__Task to carry out__. Can the data below be set down again exactly, line for line?

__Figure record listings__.
§ §
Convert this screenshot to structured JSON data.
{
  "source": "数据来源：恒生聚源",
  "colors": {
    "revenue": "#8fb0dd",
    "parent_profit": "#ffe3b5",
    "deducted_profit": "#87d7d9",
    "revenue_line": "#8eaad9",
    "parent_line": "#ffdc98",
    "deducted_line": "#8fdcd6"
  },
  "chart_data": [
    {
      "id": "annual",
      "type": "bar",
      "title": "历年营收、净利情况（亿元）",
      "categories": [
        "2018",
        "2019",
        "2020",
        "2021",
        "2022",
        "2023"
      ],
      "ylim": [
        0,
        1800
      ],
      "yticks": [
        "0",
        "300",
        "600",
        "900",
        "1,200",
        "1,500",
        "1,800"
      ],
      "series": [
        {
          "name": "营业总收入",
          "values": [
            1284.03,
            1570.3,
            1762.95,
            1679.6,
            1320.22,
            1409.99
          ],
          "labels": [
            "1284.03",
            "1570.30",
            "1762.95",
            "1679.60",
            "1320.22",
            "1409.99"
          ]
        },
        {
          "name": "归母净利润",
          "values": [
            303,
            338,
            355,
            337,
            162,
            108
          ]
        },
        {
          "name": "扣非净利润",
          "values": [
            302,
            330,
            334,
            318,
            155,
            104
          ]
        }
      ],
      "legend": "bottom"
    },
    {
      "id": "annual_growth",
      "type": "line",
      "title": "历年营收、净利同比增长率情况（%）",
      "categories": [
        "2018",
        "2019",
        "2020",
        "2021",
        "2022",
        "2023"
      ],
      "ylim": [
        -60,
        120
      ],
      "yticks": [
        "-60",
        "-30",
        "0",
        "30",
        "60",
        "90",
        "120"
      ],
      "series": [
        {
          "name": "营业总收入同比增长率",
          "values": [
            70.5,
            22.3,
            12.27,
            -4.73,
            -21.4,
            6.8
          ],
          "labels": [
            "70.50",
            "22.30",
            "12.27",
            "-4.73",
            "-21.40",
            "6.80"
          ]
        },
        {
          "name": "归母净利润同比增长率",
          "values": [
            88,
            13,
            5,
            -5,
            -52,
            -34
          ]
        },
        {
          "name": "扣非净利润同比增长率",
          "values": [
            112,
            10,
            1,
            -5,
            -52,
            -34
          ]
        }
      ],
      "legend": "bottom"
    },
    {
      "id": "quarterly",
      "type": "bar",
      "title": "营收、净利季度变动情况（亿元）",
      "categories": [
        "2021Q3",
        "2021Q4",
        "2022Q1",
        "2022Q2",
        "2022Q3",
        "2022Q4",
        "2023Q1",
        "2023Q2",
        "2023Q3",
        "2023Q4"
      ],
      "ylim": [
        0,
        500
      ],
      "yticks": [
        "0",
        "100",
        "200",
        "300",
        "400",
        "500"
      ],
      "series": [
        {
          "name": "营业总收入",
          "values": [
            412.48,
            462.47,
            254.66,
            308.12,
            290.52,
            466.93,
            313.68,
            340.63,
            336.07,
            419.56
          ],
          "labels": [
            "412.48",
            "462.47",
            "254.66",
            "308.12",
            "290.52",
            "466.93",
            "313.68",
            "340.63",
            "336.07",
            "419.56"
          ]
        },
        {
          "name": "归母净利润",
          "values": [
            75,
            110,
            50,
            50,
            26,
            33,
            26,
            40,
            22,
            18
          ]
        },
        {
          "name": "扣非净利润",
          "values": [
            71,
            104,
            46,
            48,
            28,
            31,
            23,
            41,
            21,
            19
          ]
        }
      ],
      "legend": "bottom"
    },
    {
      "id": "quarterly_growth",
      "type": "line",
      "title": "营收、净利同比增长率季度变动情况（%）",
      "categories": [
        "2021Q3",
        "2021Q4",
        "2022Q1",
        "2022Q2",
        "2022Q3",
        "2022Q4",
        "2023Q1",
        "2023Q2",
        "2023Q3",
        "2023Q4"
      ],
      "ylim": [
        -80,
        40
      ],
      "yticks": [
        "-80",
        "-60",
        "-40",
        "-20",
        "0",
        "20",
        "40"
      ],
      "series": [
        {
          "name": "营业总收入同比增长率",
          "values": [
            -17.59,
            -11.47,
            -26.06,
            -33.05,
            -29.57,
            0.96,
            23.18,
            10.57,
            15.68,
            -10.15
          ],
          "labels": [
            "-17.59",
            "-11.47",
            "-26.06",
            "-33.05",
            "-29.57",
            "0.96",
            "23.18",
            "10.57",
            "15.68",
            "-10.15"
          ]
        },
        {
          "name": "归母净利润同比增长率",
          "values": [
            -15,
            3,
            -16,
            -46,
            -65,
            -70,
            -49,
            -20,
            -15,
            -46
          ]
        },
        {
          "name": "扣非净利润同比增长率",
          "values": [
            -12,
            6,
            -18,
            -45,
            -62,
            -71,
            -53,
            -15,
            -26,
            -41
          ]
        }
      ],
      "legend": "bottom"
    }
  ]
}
§ §
__Answer for the task__.
Convert this screenshot to structured JSON data.
{
  "source": "数据来源：恒生聚源",
  "colors": {
    "revenue": "#8fb0dd",
    "parent_profit": "#ffe3b5",
    "deducted_profit": "#87d7d9",
    "revenue_line": "#8eaad9",
    "parent_line": "#ffdc98",
    "deducted_line": "#8fdcd6"
  },
  "chart_data": [
    {
      "id": "annual",
      "type": "bar",
      "title": "历年营收、净利情况（亿元）",
      "categories": [
        "2018",
        "2019",
        "2020",
        "2021",
        "2022",
        "2023"
      ],
      "ylim": [
        0,
        1800
      ],
      "yticks": [
        "0",
        "300",
        "600",
        "900",
        "1,200",
        "1,500",
        "1,800"
      ],
      "series": [
        {
          "name": "营业总收入",
          "values": [
            1284.03,
            1570.3,
            1762.95,
            1679.6,
            1320.22,
            1409.99
          ],
          "labels": [
            "1284.03",
            "1570.30",
            "1762.95",
            "1679.60",
            "1320.22",
            "1409.99"
          ]
        },
        {
          "name": "归母净利润",
          "values": [
            303,
            338,
            355,
            337,
            162,
            108
          ]
        },
        {
          "name": "扣非净利润",
          "values": [
            302,
            330,
            334,
            318,
            155,
            104
          ]
        }
      ],
      "legend": "bottom"
    },
    {
      "id": "annual_growth",
      "type": "line",
      "title": "历年营收、净利同比增长率情况（%）",
      "categories": [
        "2018",
        "2019",
        "2020",
        "2021",
        "2022",
        "2023"
      ],
      "ylim": [
        -60,
        120
      ],
      "yticks": [
        "-60",
        "-30",
        "0",
        "30",
        "60",
        "90",
        "120"
      ],
      "series": [
        {
          "name": "营业总收入同比增长率",
          "values": [
            70.5,
            22.3,
            12.27,
            -4.73,
            -21.4,
            6.8
          ],
          "labels": [
            "70.50",
            "22.30",
            "12.27",
            "-4.73",
            "-21.40",
            "6.80"
          ]
        },
        {
          "name": "归母净利润同比增长率",
          "values": [
            88,
            13,
            5,
            -5,
            -52,
            -34
          ]
        },
        {
          "name": "扣非净利润同比增长率",
          "values": [
            112,
            10,
            1,
            -5,
            -52,
            -34
          ]
        }
      ],
      "legend": "bottom"
    },
    {
      "id": "quarterly",
      "type": "bar",
      "title": "营收、净利季度变动情况（亿元）",
      "categories": [
        "2021Q3",
        "2021Q4",
        "2022Q1",
        "2022Q2",
        "2022Q3",
        "2022Q4",
        "2023Q1",
        "2023Q2",
        "2023Q3",
        "2023Q4"
      ],
      "ylim": [
        0,
        500
      ],
      "yticks": [
        "0",
        "100",
        "200",
        "300",
        "400",
        "500"
      ],
      "series": [
        {
          "name": "营业总收入",
          "values": [
            412.48,
            462.47,
            254.66,
            308.12,
            290.52,
            466.93,
            313.68,
            340.63,
            336.07,
            419.56
          ],
          "labels": [
            "412.48",
            "462.47",
            "254.66",
            "308.12",
            "290.52",
            "466.93",
            "313.68",
            "340.63",
            "336.07",
            "419.56"
          ]
        },
        {
          "name": "归母净利润",
          "values": [
            75,
            110,
            50,
            50,
            26,
            33,
            26,
            40,
            22,
            18
          ]
        },
        {
          "name": "扣非净利润",
          "values": [
            71,
            104,
            46,
            48,
            28,
            31,
            23,
            41,
            21,
            19
          ]
        }
      ],
      "legend": "bottom"
    },
    {
      "id": "quarterly_growth",
      "type": "line",
      "title": "营收、净利同比增长率季度变动情况（%）",
      "categories": [
        "2021Q3",
        "2021Q4",
        "2022Q1",
        "2022Q2",
        "2022Q3",
        "2022Q4",
        "2023Q1",
        "2023Q2",
        "2023Q3",
        "2023Q4"
      ],
      "ylim": [
        -80,
        40
      ],
      "yticks": [
        "-80",
        "-60",
        "-40",
        "-20",
        "0",
        "20",
        "40"
      ],
      "series": [
        {
          "name": "营业总收入同比增长率",
          "values": [
            -17.59,
            -11.47,
            -26.06,
            -33.05,
            -29.57,
            0.96,
            23.18,
            10.57,
            15.68,
            -10.15
          ],
          "labels": [
            "-17.59",
            "-11.47",
            "-26.06",
            "-33.05",
            "-29.57",
            "0.96",
            "23.18",
            "10.57",
            "15.68",
            "-10.15"
          ]
        },
        {
          "name": "归母净利润同比增长率",
          "values": [
            -15,
            3,
            -16,
            -46,
            -65,
            -70,
            -49,
            -20,
            -15,
            -46
          ]
        },
        {
          "name": "扣非净利润同比增长率",
          "values": [
            -12,
            6,
            -18,
            -45,
            -62,
            -71,
            -53,
            -15,
            -26,
            -41
          ]
        }
      ],
      "legend": "bottom"
    }
  ]
}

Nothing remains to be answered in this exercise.